● What is needed:
Print the entries verbatim, leaving out the images they contain.

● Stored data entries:
┌──

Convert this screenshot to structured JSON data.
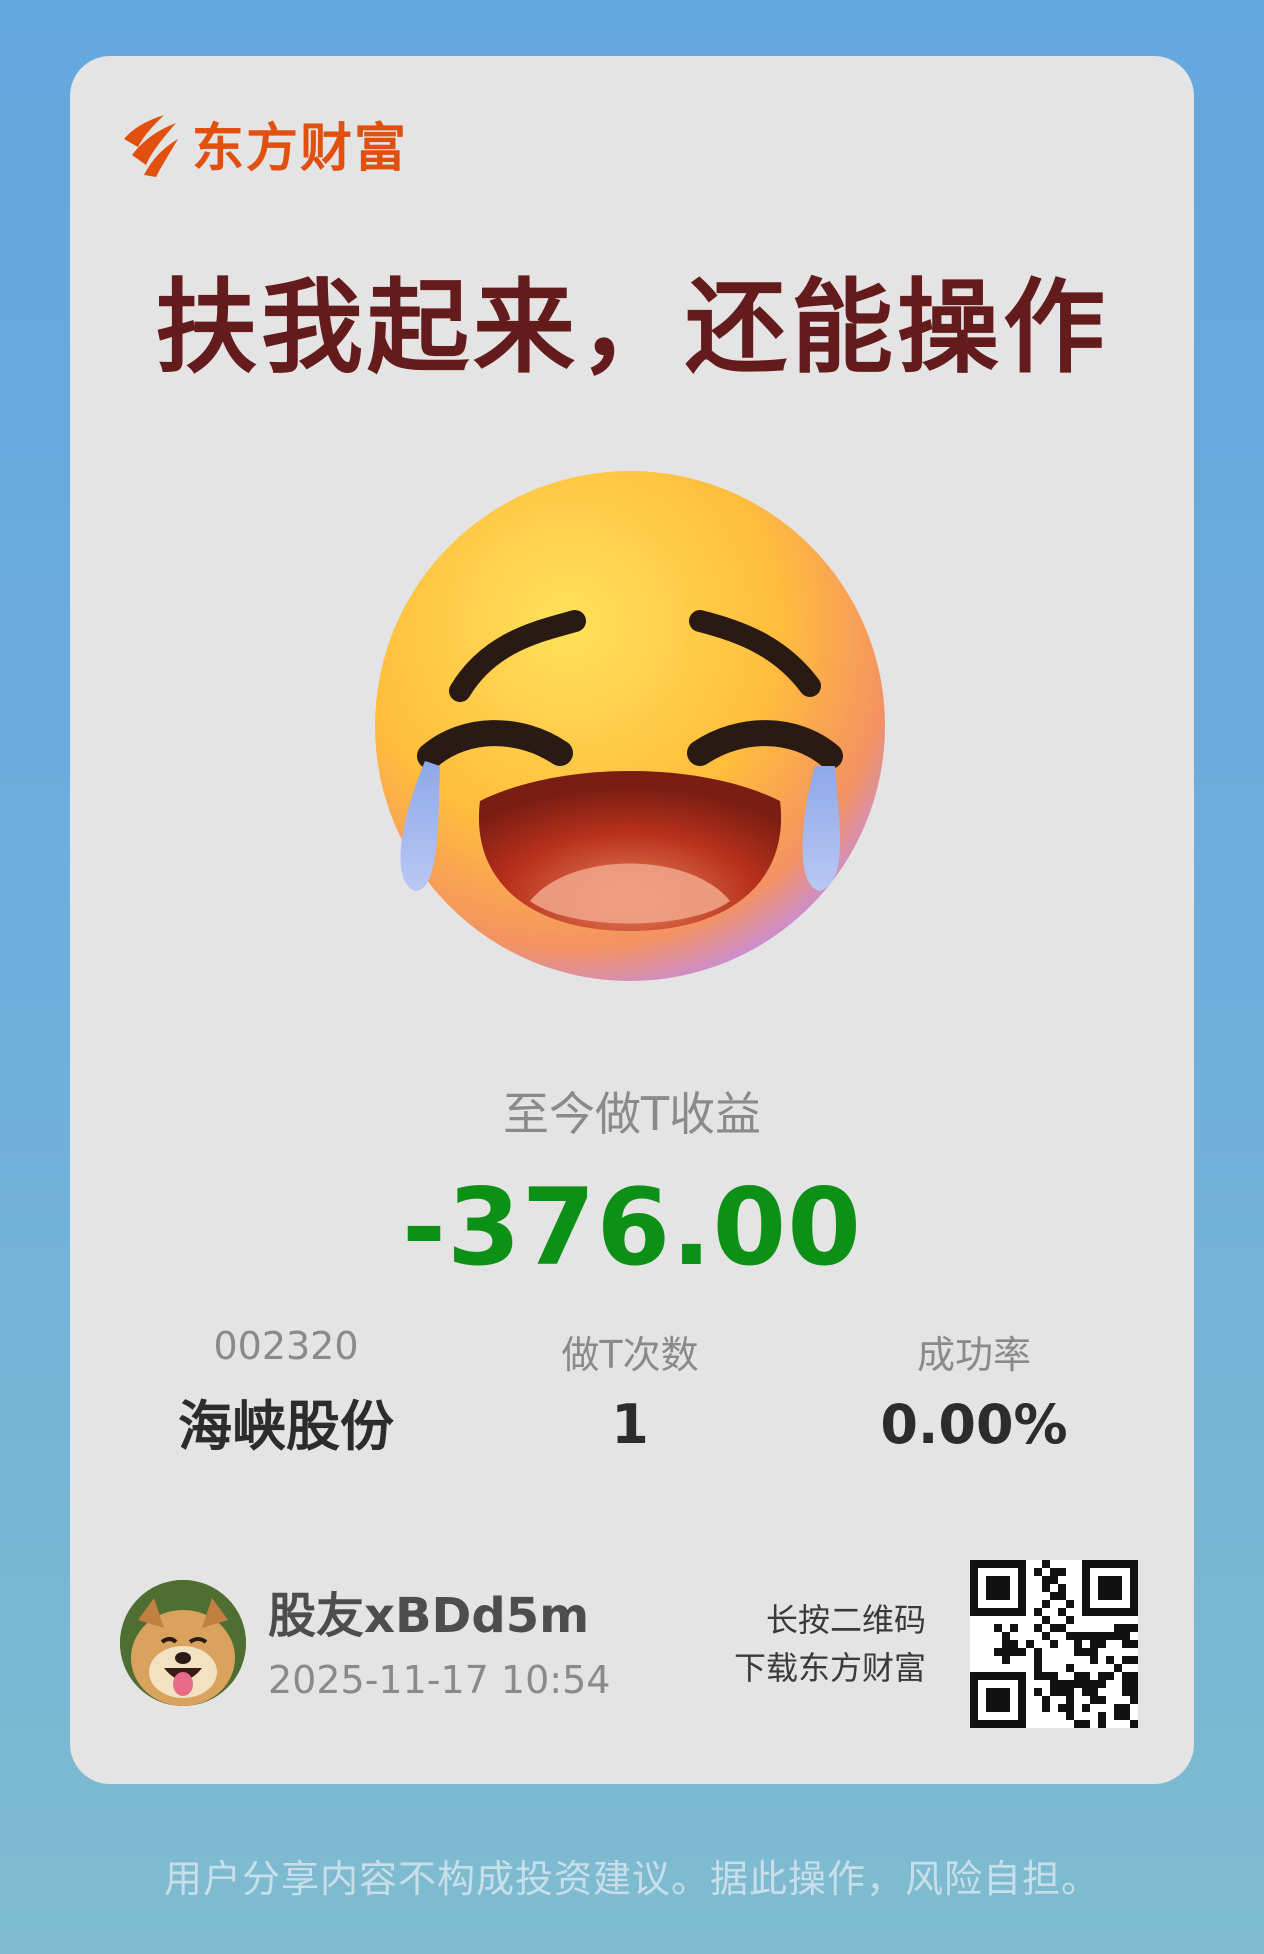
{
  "brand": {
    "name": "东方财富",
    "color": "#e1500f"
  },
  "headline": "扶我起来，还能操作",
  "emoji": "loudly-crying-face",
  "profit_label": "至今做T收益",
  "profit_value": "-376.00",
  "profit_color": "#0d9016",
  "stats": [
    {
      "key": "002320",
      "value": "海峡股份"
    },
    {
      "key": "做T次数",
      "value": "1"
    },
    {
      "key": "成功率",
      "value": "0.00%"
    }
  ],
  "user": {
    "name": "股友xBDd5m",
    "timestamp": "2025-11-17 10:54",
    "avatar": "shiba-dog-avatar"
  },
  "qr": {
    "line1": "长按二维码",
    "line2": "下载东方财富"
  },
  "disclaimer": "用户分享内容不构成投资建议。据此操作，风险自担。"
}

└──

● Solution:
Convert this screenshot to structured JSON data.
{
  "brand": {
    "name": "东方财富",
    "color": "#e1500f"
  },
  "headline": "扶我起来，还能操作",
  "emoji": "loudly-crying-face",
  "profit_label": "至今做T收益",
  "profit_value": "-376.00",
  "profit_color": "#0d9016",
  "stats": [
    {
      "key": "002320",
      "value": "海峡股份"
    },
    {
      "key": "做T次数",
      "value": "1"
    },
    {
      "key": "成功率",
      "value": "0.00%"
    }
  ],
  "user": {
    "name": "股友xBDd5m",
    "timestamp": "2025-11-17 10:54",
    "avatar": "shiba-dog-avatar"
  },
  "qr": {
    "line1": "长按二维码",
    "line2": "下载东方财富"
  },
  "disclaimer": "用户分享内容不构成投资建议。据此操作，风险自担。"
}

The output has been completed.